*Prompt*
Every record should be copied exactly, except that pictures are to be omitted.

*Material supplied*
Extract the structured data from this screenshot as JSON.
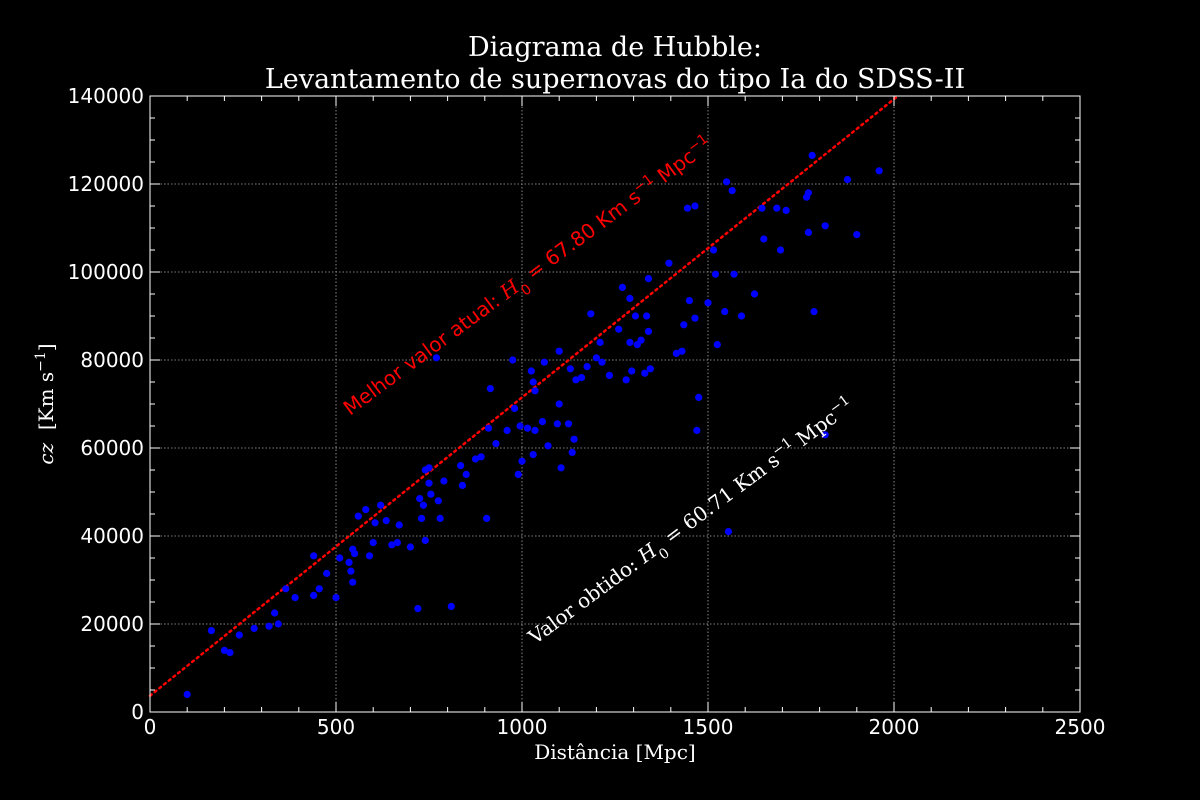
{
  "chart_data": {
    "type": "scatter",
    "title": [
      "Diagrama de Hubble:",
      "Levantamento de supernovas do tipo Ia do SDSS-II"
    ],
    "xlabel": "Distância [Mpc]",
    "ylabel": {
      "var": "cz",
      "unit": "Km s",
      "exp": "−1"
    },
    "xlim": [
      0,
      2500
    ],
    "ylim": [
      0,
      140000
    ],
    "xticks": [
      0,
      500,
      1000,
      1500,
      2000,
      2500
    ],
    "yticks": [
      0,
      20000,
      40000,
      60000,
      80000,
      100000,
      120000,
      140000
    ],
    "xtick_labels": [
      "0",
      "500",
      "1000",
      "1500",
      "2000",
      "2500"
    ],
    "ytick_labels": [
      "0",
      "20000",
      "40000",
      "60000",
      "80000",
      "100000",
      "120000",
      "140000"
    ],
    "grid": true,
    "colors": {
      "background": "#000000",
      "points": "#0000ff",
      "fit_line": "#ff0000",
      "text": "#ffffff",
      "grid": "#aaaaaa"
    },
    "fit_line": {
      "slope": 67.8,
      "intercept": 3700,
      "x_range": [
        0,
        2010
      ],
      "style": "dotted"
    },
    "annotations": {
      "best": {
        "prefix": "Melhor valor atual: ",
        "var": "H",
        "sub": "0",
        "value": " = 67.80 Km s",
        "exp1": "−1",
        "unit": " Mpc",
        "exp2": "−1",
        "color": "#ff0000"
      },
      "obtained": {
        "prefix": "Valor obtido: ",
        "var": "H",
        "sub": "0",
        "value": " = 60.71 Km s",
        "exp1": "−1",
        "unit": " Mpc",
        "exp2": "−1",
        "color": "#ffffff"
      }
    },
    "series": [
      {
        "points": [
          [
            100,
            4000
          ],
          [
            165,
            18500
          ],
          [
            200,
            14000
          ],
          [
            215,
            13500
          ],
          [
            240,
            17500
          ],
          [
            280,
            19000
          ],
          [
            320,
            19500
          ],
          [
            335,
            22500
          ],
          [
            345,
            20000
          ],
          [
            365,
            28000
          ],
          [
            390,
            26000
          ],
          [
            440,
            26500
          ],
          [
            440,
            35500
          ],
          [
            455,
            28000
          ],
          [
            475,
            31500
          ],
          [
            500,
            26000
          ],
          [
            510,
            35000
          ],
          [
            535,
            34000
          ],
          [
            540,
            32000
          ],
          [
            545,
            29500
          ],
          [
            545,
            37000
          ],
          [
            550,
            36000
          ],
          [
            560,
            44500
          ],
          [
            580,
            46000
          ],
          [
            590,
            35500
          ],
          [
            600,
            38500
          ],
          [
            605,
            43000
          ],
          [
            620,
            47000
          ],
          [
            635,
            43500
          ],
          [
            650,
            38000
          ],
          [
            665,
            38500
          ],
          [
            670,
            42500
          ],
          [
            700,
            37500
          ],
          [
            720,
            23500
          ],
          [
            725,
            48500
          ],
          [
            730,
            44000
          ],
          [
            735,
            47000
          ],
          [
            740,
            39000
          ],
          [
            740,
            55000
          ],
          [
            750,
            55500
          ],
          [
            750,
            52000
          ],
          [
            755,
            49500
          ],
          [
            770,
            80500
          ],
          [
            775,
            48000
          ],
          [
            780,
            44000
          ],
          [
            790,
            52500
          ],
          [
            810,
            24000
          ],
          [
            835,
            56000
          ],
          [
            840,
            51500
          ],
          [
            850,
            54000
          ],
          [
            875,
            57500
          ],
          [
            890,
            58000
          ],
          [
            905,
            44000
          ],
          [
            910,
            64500
          ],
          [
            915,
            73500
          ],
          [
            930,
            61000
          ],
          [
            960,
            64000
          ],
          [
            975,
            80000
          ],
          [
            980,
            69000
          ],
          [
            990,
            54000
          ],
          [
            995,
            65000
          ],
          [
            1000,
            57000
          ],
          [
            1015,
            64500
          ],
          [
            1025,
            77500
          ],
          [
            1030,
            58500
          ],
          [
            1030,
            75000
          ],
          [
            1035,
            73000
          ],
          [
            1035,
            64000
          ],
          [
            1055,
            66000
          ],
          [
            1060,
            79500
          ],
          [
            1070,
            60500
          ],
          [
            1095,
            65500
          ],
          [
            1100,
            82000
          ],
          [
            1100,
            70000
          ],
          [
            1105,
            55500
          ],
          [
            1125,
            65500
          ],
          [
            1130,
            78000
          ],
          [
            1135,
            59000
          ],
          [
            1140,
            62000
          ],
          [
            1145,
            75500
          ],
          [
            1160,
            76000
          ],
          [
            1175,
            78500
          ],
          [
            1185,
            90500
          ],
          [
            1200,
            80500
          ],
          [
            1210,
            84000
          ],
          [
            1215,
            79500
          ],
          [
            1235,
            76500
          ],
          [
            1260,
            87000
          ],
          [
            1270,
            96500
          ],
          [
            1280,
            75500
          ],
          [
            1290,
            94000
          ],
          [
            1290,
            84000
          ],
          [
            1295,
            77500
          ],
          [
            1305,
            90000
          ],
          [
            1310,
            83500
          ],
          [
            1320,
            84500
          ],
          [
            1330,
            77000
          ],
          [
            1335,
            90000
          ],
          [
            1340,
            98500
          ],
          [
            1340,
            86500
          ],
          [
            1345,
            78000
          ],
          [
            1395,
            102000
          ],
          [
            1415,
            81500
          ],
          [
            1430,
            82000
          ],
          [
            1435,
            88000
          ],
          [
            1445,
            114500
          ],
          [
            1450,
            93500
          ],
          [
            1465,
            115000
          ],
          [
            1465,
            89500
          ],
          [
            1470,
            64000
          ],
          [
            1475,
            71500
          ],
          [
            1500,
            93000
          ],
          [
            1515,
            105000
          ],
          [
            1520,
            99500
          ],
          [
            1525,
            83500
          ],
          [
            1545,
            91000
          ],
          [
            1550,
            120500
          ],
          [
            1555,
            41000
          ],
          [
            1565,
            118500
          ],
          [
            1570,
            99500
          ],
          [
            1590,
            90000
          ],
          [
            1625,
            95000
          ],
          [
            1645,
            114500
          ],
          [
            1650,
            107500
          ],
          [
            1685,
            114500
          ],
          [
            1695,
            105000
          ],
          [
            1710,
            114000
          ],
          [
            1765,
            117000
          ],
          [
            1770,
            118000
          ],
          [
            1770,
            109000
          ],
          [
            1780,
            126500
          ],
          [
            1785,
            91000
          ],
          [
            1815,
            110500
          ],
          [
            1815,
            63000
          ],
          [
            1875,
            121000
          ],
          [
            1900,
            108500
          ],
          [
            1960,
            123000
          ]
        ]
      }
    ]
  }
}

*Correct output*
Extract the structured data from this screenshot as JSON.
{
  "chart_data": {
    "type": "scatter",
    "title": [
      "Diagrama de Hubble:",
      "Levantamento de supernovas do tipo Ia do SDSS-II"
    ],
    "xlabel": "Distância [Mpc]",
    "ylabel": {
      "var": "cz",
      "unit": "Km s",
      "exp": "−1"
    },
    "xlim": [
      0,
      2500
    ],
    "ylim": [
      0,
      140000
    ],
    "xticks": [
      0,
      500,
      1000,
      1500,
      2000,
      2500
    ],
    "yticks": [
      0,
      20000,
      40000,
      60000,
      80000,
      100000,
      120000,
      140000
    ],
    "xtick_labels": [
      "0",
      "500",
      "1000",
      "1500",
      "2000",
      "2500"
    ],
    "ytick_labels": [
      "0",
      "20000",
      "40000",
      "60000",
      "80000",
      "100000",
      "120000",
      "140000"
    ],
    "grid": true,
    "colors": {
      "background": "#000000",
      "points": "#0000ff",
      "fit_line": "#ff0000",
      "text": "#ffffff",
      "grid": "#aaaaaa"
    },
    "fit_line": {
      "slope": 67.8,
      "intercept": 3700,
      "x_range": [
        0,
        2010
      ],
      "style": "dotted"
    },
    "annotations": {
      "best": {
        "prefix": "Melhor valor atual: ",
        "var": "H",
        "sub": "0",
        "value": " = 67.80 Km s",
        "exp1": "−1",
        "unit": " Mpc",
        "exp2": "−1",
        "color": "#ff0000"
      },
      "obtained": {
        "prefix": "Valor obtido: ",
        "var": "H",
        "sub": "0",
        "value": " = 60.71 Km s",
        "exp1": "−1",
        "unit": " Mpc",
        "exp2": "−1",
        "color": "#ffffff"
      }
    },
    "series": [
      {
        "points": [
          [
            100,
            4000
          ],
          [
            165,
            18500
          ],
          [
            200,
            14000
          ],
          [
            215,
            13500
          ],
          [
            240,
            17500
          ],
          [
            280,
            19000
          ],
          [
            320,
            19500
          ],
          [
            335,
            22500
          ],
          [
            345,
            20000
          ],
          [
            365,
            28000
          ],
          [
            390,
            26000
          ],
          [
            440,
            26500
          ],
          [
            440,
            35500
          ],
          [
            455,
            28000
          ],
          [
            475,
            31500
          ],
          [
            500,
            26000
          ],
          [
            510,
            35000
          ],
          [
            535,
            34000
          ],
          [
            540,
            32000
          ],
          [
            545,
            29500
          ],
          [
            545,
            37000
          ],
          [
            550,
            36000
          ],
          [
            560,
            44500
          ],
          [
            580,
            46000
          ],
          [
            590,
            35500
          ],
          [
            600,
            38500
          ],
          [
            605,
            43000
          ],
          [
            620,
            47000
          ],
          [
            635,
            43500
          ],
          [
            650,
            38000
          ],
          [
            665,
            38500
          ],
          [
            670,
            42500
          ],
          [
            700,
            37500
          ],
          [
            720,
            23500
          ],
          [
            725,
            48500
          ],
          [
            730,
            44000
          ],
          [
            735,
            47000
          ],
          [
            740,
            39000
          ],
          [
            740,
            55000
          ],
          [
            750,
            55500
          ],
          [
            750,
            52000
          ],
          [
            755,
            49500
          ],
          [
            770,
            80500
          ],
          [
            775,
            48000
          ],
          [
            780,
            44000
          ],
          [
            790,
            52500
          ],
          [
            810,
            24000
          ],
          [
            835,
            56000
          ],
          [
            840,
            51500
          ],
          [
            850,
            54000
          ],
          [
            875,
            57500
          ],
          [
            890,
            58000
          ],
          [
            905,
            44000
          ],
          [
            910,
            64500
          ],
          [
            915,
            73500
          ],
          [
            930,
            61000
          ],
          [
            960,
            64000
          ],
          [
            975,
            80000
          ],
          [
            980,
            69000
          ],
          [
            990,
            54000
          ],
          [
            995,
            65000
          ],
          [
            1000,
            57000
          ],
          [
            1015,
            64500
          ],
          [
            1025,
            77500
          ],
          [
            1030,
            58500
          ],
          [
            1030,
            75000
          ],
          [
            1035,
            73000
          ],
          [
            1035,
            64000
          ],
          [
            1055,
            66000
          ],
          [
            1060,
            79500
          ],
          [
            1070,
            60500
          ],
          [
            1095,
            65500
          ],
          [
            1100,
            82000
          ],
          [
            1100,
            70000
          ],
          [
            1105,
            55500
          ],
          [
            1125,
            65500
          ],
          [
            1130,
            78000
          ],
          [
            1135,
            59000
          ],
          [
            1140,
            62000
          ],
          [
            1145,
            75500
          ],
          [
            1160,
            76000
          ],
          [
            1175,
            78500
          ],
          [
            1185,
            90500
          ],
          [
            1200,
            80500
          ],
          [
            1210,
            84000
          ],
          [
            1215,
            79500
          ],
          [
            1235,
            76500
          ],
          [
            1260,
            87000
          ],
          [
            1270,
            96500
          ],
          [
            1280,
            75500
          ],
          [
            1290,
            94000
          ],
          [
            1290,
            84000
          ],
          [
            1295,
            77500
          ],
          [
            1305,
            90000
          ],
          [
            1310,
            83500
          ],
          [
            1320,
            84500
          ],
          [
            1330,
            77000
          ],
          [
            1335,
            90000
          ],
          [
            1340,
            98500
          ],
          [
            1340,
            86500
          ],
          [
            1345,
            78000
          ],
          [
            1395,
            102000
          ],
          [
            1415,
            81500
          ],
          [
            1430,
            82000
          ],
          [
            1435,
            88000
          ],
          [
            1445,
            114500
          ],
          [
            1450,
            93500
          ],
          [
            1465,
            115000
          ],
          [
            1465,
            89500
          ],
          [
            1470,
            64000
          ],
          [
            1475,
            71500
          ],
          [
            1500,
            93000
          ],
          [
            1515,
            105000
          ],
          [
            1520,
            99500
          ],
          [
            1525,
            83500
          ],
          [
            1545,
            91000
          ],
          [
            1550,
            120500
          ],
          [
            1555,
            41000
          ],
          [
            1565,
            118500
          ],
          [
            1570,
            99500
          ],
          [
            1590,
            90000
          ],
          [
            1625,
            95000
          ],
          [
            1645,
            114500
          ],
          [
            1650,
            107500
          ],
          [
            1685,
            114500
          ],
          [
            1695,
            105000
          ],
          [
            1710,
            114000
          ],
          [
            1765,
            117000
          ],
          [
            1770,
            118000
          ],
          [
            1770,
            109000
          ],
          [
            1780,
            126500
          ],
          [
            1785,
            91000
          ],
          [
            1815,
            110500
          ],
          [
            1815,
            63000
          ],
          [
            1875,
            121000
          ],
          [
            1900,
            108500
          ],
          [
            1960,
            123000
          ]
        ]
      }
    ]
  }
}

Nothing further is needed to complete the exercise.